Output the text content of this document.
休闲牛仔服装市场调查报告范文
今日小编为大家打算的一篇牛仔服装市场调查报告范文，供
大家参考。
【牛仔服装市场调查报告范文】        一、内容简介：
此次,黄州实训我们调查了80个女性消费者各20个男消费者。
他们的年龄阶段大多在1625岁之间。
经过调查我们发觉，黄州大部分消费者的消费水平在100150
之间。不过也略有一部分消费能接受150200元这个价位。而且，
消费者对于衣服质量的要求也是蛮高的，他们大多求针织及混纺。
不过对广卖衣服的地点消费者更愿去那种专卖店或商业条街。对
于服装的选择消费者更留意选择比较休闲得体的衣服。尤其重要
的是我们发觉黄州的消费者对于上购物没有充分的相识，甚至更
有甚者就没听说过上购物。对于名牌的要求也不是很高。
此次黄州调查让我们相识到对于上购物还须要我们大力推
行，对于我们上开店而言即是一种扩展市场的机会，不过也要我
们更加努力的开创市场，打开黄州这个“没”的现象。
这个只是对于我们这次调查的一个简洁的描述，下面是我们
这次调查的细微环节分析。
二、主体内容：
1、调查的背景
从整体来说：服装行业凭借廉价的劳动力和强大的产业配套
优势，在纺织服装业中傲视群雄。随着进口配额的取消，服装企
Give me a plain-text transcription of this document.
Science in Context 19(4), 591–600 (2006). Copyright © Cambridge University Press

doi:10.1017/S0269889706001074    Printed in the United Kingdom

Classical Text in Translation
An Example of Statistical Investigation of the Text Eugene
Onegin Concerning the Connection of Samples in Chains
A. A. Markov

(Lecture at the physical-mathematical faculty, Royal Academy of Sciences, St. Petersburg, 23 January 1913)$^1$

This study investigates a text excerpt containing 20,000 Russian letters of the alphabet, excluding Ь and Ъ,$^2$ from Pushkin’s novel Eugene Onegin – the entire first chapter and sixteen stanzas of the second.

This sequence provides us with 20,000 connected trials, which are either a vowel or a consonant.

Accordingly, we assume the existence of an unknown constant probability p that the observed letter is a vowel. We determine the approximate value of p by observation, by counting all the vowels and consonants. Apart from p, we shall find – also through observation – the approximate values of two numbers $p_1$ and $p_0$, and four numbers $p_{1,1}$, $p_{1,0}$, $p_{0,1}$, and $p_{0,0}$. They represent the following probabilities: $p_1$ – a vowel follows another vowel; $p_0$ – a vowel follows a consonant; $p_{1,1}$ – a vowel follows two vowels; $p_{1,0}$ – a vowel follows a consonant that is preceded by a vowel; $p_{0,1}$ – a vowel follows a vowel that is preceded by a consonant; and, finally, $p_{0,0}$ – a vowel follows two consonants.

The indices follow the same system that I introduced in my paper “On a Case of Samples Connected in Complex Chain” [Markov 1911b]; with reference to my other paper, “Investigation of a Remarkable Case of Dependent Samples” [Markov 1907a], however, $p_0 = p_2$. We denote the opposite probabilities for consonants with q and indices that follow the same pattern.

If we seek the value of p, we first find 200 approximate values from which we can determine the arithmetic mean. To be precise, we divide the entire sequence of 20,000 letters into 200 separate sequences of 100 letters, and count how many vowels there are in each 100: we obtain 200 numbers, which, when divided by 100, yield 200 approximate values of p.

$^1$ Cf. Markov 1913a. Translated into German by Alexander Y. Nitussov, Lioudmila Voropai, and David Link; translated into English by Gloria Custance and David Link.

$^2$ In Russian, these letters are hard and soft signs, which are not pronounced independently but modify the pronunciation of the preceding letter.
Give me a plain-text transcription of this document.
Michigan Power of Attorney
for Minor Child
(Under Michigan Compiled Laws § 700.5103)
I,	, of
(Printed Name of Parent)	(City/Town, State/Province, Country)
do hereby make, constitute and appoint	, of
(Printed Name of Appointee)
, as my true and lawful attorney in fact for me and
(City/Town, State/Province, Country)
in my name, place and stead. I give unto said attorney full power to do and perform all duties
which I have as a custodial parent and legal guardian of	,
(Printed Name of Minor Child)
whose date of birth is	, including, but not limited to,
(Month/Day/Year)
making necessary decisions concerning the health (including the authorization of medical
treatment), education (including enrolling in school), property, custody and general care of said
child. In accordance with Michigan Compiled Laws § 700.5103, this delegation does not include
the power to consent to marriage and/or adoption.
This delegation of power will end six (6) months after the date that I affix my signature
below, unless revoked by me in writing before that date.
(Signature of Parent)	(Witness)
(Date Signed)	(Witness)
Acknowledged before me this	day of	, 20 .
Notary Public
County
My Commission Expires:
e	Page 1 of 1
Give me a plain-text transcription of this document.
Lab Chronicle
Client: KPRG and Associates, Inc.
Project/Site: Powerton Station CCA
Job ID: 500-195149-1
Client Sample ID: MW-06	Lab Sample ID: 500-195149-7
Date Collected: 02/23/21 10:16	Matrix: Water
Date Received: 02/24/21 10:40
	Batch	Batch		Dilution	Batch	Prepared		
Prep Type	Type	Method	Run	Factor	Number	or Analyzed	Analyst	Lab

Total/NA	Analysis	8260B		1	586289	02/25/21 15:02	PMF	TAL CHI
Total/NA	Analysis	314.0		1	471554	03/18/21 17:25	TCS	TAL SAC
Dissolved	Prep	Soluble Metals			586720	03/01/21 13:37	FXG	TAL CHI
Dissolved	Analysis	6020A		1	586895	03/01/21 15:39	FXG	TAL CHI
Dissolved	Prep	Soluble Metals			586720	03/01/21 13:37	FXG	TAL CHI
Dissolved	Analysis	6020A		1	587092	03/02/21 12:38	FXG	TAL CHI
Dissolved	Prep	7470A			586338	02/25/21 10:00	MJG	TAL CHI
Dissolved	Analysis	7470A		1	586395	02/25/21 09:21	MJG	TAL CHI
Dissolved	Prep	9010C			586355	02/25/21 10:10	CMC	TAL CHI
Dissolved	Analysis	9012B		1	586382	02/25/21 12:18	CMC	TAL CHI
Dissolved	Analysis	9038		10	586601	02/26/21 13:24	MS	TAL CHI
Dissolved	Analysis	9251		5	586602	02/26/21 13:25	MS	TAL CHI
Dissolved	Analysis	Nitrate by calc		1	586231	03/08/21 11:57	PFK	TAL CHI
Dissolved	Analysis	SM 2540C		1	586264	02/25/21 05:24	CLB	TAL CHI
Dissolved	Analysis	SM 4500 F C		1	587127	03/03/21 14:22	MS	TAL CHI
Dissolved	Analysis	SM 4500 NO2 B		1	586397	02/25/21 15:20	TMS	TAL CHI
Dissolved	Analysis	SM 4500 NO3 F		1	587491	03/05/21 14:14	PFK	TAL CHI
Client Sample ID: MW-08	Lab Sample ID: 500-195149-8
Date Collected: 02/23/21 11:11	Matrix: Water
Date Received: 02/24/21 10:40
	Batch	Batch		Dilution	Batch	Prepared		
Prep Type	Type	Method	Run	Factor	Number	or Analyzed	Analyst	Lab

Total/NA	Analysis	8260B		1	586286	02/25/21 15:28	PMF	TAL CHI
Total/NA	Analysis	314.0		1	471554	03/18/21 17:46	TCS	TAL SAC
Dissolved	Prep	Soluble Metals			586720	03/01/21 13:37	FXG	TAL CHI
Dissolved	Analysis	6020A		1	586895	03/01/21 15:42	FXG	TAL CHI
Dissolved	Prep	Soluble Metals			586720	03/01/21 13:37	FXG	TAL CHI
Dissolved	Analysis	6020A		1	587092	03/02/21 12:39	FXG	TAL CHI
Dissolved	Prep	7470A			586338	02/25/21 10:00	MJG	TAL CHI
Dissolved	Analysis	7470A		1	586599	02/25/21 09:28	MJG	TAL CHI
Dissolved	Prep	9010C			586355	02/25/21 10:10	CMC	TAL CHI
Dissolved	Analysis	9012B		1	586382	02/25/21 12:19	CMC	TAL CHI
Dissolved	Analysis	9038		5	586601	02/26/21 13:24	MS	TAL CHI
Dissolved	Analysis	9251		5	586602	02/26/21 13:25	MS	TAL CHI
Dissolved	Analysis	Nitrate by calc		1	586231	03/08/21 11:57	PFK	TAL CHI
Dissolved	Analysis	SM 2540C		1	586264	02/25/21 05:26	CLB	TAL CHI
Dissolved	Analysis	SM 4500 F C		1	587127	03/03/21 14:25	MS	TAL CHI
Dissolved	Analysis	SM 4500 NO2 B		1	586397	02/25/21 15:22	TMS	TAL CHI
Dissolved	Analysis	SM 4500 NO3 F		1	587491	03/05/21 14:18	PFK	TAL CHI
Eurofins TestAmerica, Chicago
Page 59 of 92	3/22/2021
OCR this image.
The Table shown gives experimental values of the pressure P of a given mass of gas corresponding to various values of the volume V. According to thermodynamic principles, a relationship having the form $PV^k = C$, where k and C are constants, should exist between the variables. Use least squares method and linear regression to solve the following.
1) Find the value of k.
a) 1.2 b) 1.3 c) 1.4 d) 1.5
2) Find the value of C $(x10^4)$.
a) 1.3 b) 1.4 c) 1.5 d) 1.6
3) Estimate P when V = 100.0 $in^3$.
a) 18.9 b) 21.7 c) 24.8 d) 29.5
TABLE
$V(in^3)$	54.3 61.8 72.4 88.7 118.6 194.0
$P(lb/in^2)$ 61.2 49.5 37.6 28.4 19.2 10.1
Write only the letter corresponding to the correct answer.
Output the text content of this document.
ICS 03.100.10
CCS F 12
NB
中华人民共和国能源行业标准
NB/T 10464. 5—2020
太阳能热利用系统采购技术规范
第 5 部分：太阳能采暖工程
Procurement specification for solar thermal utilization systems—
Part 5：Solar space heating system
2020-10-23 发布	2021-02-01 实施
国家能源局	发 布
━━━━━━
### WHAT YOU WILL DO
Copy each line of the data that contains the word "consonants".

### SOLUTION TO THIS PROBLEM
Accordingly, we assume the existence of an unknown constant probability p that the observed letter is a vowel. We determine the approximate value of p by observation, by counting all the vowels and consonants. Apart from p, we shall find – also through observation – the approximate values of two numbers $p_1$ and $p_0$, and four numbers $p_{1,1}$, $p_{1,0}$, $p_{0,1}$, and $p_{0,0}$. They represent the following probabilities: $p_1$ – a vowel follows another vowel; $p_0$ – a vowel follows a consonant; $p_{1,1}$ – a vowel follows two vowels; $p_{1,0}$ – a vowel follows a consonant that is preceded by a vowel; $p_{0,1}$ – a vowel follows a vowel that is preceded by a consonant; and, finally, $p_{0,0}$ – a vowel follows two consonants.
The indices follow the same system that I introduced in my paper “On a Case of Samples Connected in Complex Chain” [Markov 1911b]; with reference to my other paper, “Investigation of a Remarkable Case of Dependent Samples” [Markov 1907a], however, $p_0 = p_2$. We denote the opposite probabilities for consonants with q and indices that follow the same pattern.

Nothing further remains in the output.